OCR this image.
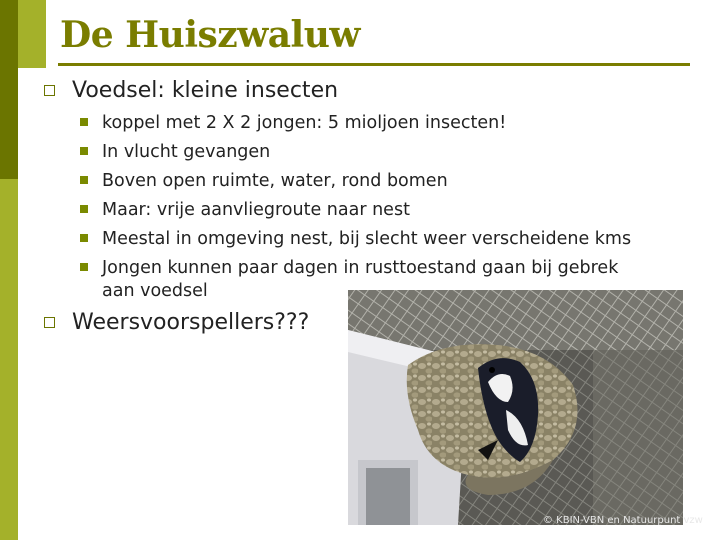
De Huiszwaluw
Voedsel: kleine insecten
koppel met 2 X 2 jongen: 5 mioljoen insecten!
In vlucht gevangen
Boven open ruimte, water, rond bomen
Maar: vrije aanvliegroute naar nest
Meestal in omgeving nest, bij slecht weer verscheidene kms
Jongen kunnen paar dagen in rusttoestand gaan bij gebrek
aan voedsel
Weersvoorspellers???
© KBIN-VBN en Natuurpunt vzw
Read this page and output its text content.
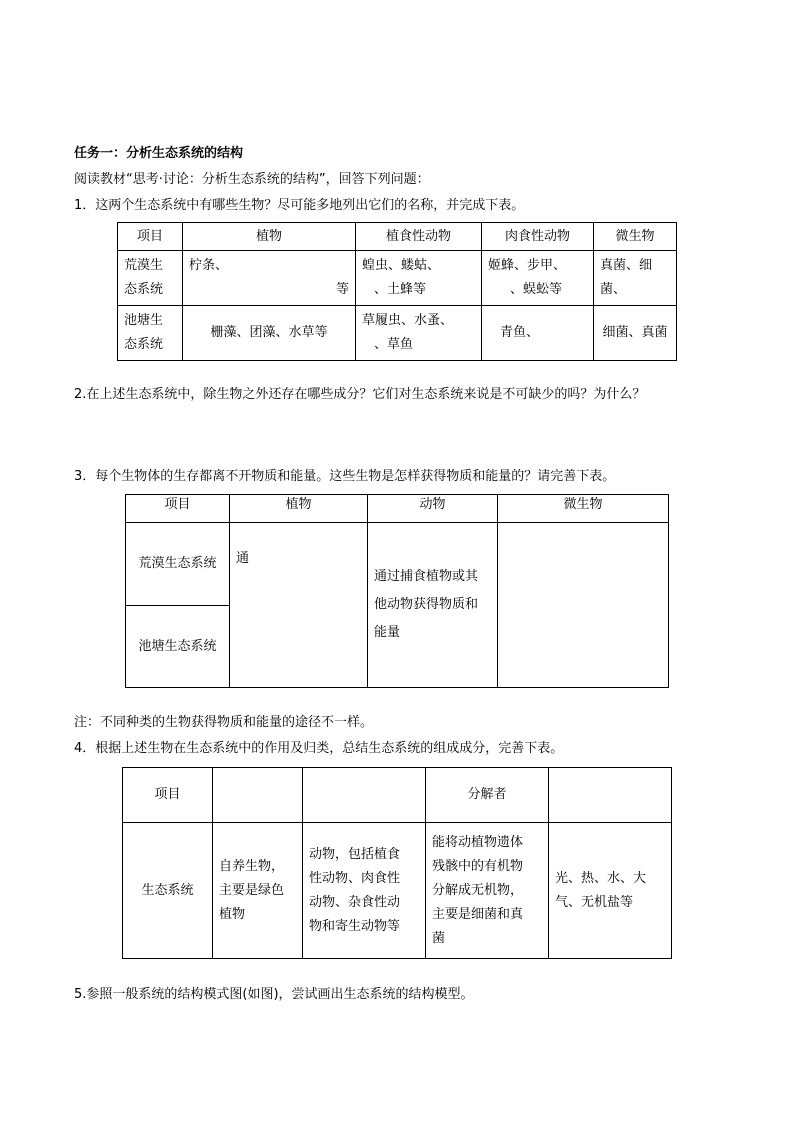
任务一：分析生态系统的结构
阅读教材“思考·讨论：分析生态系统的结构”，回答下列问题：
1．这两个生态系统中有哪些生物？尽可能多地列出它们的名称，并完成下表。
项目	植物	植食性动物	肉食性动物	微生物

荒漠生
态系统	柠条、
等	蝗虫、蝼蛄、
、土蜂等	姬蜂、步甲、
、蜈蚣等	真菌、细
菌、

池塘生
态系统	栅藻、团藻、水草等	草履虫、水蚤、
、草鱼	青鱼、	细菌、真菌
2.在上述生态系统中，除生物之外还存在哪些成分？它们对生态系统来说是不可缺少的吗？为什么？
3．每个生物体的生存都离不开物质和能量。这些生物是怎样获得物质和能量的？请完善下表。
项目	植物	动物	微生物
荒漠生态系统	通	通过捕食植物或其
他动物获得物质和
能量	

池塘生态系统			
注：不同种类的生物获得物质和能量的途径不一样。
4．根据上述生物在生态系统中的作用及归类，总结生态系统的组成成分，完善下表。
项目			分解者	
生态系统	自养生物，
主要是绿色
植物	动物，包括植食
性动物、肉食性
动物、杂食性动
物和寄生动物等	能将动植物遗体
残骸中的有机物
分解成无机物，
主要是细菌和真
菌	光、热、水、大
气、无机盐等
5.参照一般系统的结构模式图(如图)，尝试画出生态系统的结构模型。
...
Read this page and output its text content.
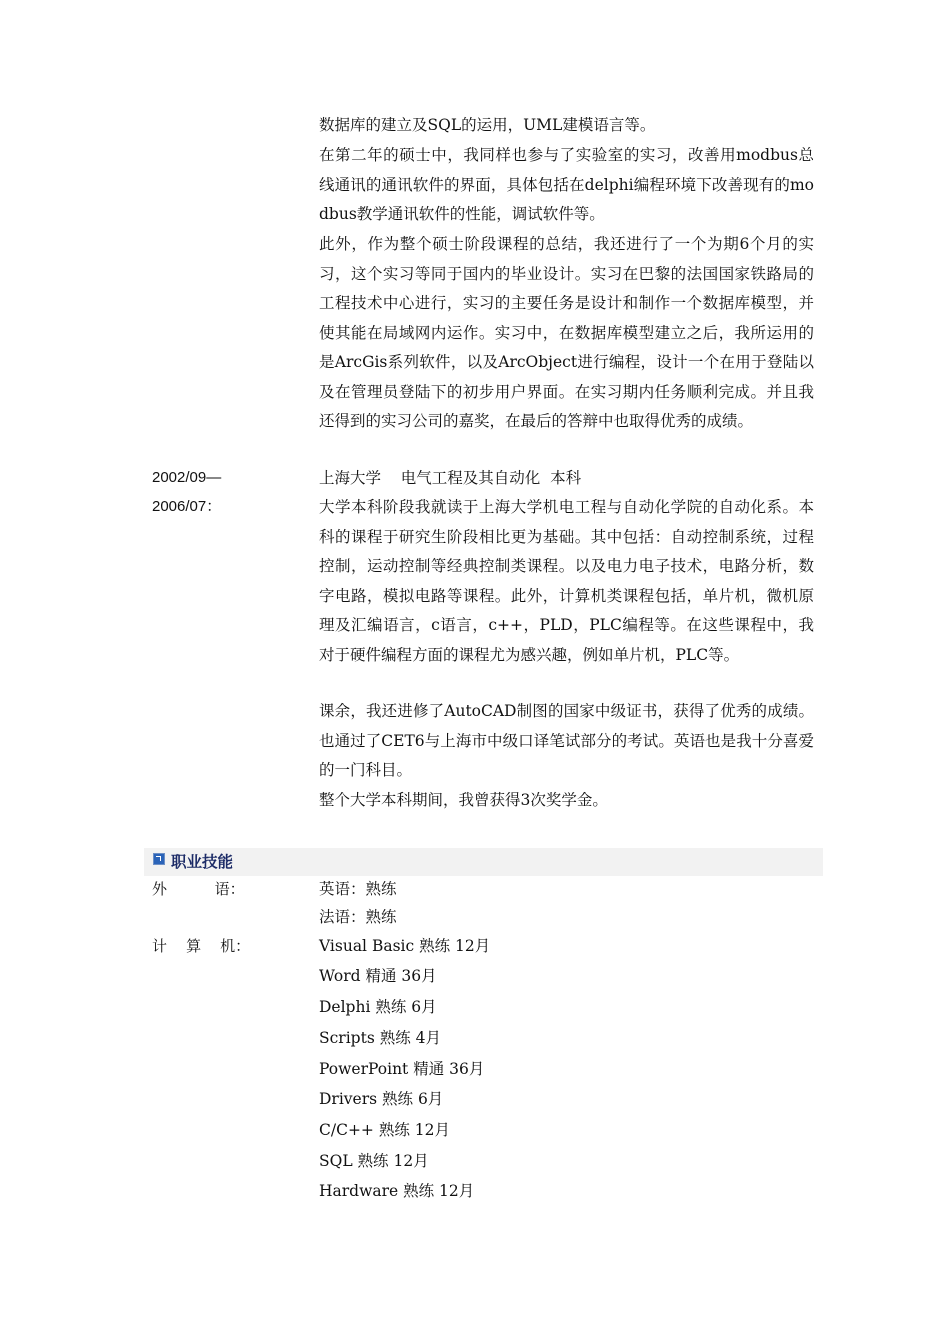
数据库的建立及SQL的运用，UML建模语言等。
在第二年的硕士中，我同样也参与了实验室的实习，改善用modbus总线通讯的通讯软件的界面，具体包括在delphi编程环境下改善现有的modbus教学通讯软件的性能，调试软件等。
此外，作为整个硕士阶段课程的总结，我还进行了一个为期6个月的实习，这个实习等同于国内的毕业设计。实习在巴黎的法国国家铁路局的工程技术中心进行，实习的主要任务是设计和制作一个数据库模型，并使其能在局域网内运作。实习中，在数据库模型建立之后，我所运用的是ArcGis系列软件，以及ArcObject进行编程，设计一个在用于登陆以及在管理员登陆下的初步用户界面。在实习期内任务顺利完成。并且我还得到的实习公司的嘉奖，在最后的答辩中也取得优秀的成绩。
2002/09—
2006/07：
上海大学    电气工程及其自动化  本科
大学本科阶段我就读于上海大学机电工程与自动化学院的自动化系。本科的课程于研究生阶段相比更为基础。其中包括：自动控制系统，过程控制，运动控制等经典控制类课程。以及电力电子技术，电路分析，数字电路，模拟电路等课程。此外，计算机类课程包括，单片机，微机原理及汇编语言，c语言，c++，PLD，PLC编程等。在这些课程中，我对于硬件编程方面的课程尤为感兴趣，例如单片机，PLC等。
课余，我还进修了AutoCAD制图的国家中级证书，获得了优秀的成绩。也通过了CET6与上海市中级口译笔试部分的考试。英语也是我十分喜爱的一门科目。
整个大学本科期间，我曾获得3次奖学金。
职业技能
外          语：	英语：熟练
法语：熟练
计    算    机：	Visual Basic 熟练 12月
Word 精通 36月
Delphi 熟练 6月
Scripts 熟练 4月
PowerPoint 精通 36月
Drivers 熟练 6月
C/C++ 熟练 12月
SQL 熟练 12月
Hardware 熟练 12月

YOUR GOAL
Copy all lines from the material that contain "分析生态系统的结构".

IN RESPONSE
任务一：分析生态系统的结构
阅读教材“思考·讨论：分析生态系统的结构”，回答下列问题：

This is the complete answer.